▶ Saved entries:

※ ※ ※

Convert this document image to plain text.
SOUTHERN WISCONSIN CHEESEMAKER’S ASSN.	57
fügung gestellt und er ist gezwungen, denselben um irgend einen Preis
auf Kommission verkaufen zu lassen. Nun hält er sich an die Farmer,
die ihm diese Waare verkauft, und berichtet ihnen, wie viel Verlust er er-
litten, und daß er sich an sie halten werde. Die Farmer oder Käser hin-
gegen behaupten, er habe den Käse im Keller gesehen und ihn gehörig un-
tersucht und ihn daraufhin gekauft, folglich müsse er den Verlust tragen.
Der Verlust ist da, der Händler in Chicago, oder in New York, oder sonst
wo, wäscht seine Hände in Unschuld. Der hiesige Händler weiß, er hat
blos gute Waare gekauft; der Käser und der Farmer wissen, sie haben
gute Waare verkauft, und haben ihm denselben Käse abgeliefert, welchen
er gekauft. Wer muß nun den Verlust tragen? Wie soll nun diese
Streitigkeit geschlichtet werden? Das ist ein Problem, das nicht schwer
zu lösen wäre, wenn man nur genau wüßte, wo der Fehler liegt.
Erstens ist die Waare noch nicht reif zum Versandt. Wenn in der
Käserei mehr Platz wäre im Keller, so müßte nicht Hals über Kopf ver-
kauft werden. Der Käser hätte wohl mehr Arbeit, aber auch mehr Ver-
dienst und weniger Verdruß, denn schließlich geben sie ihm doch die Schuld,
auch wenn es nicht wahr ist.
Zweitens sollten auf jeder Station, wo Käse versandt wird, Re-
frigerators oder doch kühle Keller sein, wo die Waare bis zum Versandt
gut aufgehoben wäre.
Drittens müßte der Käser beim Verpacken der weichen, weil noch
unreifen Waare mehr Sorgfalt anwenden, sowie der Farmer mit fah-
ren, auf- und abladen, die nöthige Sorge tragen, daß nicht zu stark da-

※ ※ ※

▶ GIVEN PROBLEM:
Read the data above and pull out each line that holds the string "haben".

▶ OUTPUT OF THE EXERCISE:
blos gute Waare gekauft; der Käser und der Farmer wissen, sie haben
gute Waare verkauft, und haben ihm denselben Käse abgeliefert, welchen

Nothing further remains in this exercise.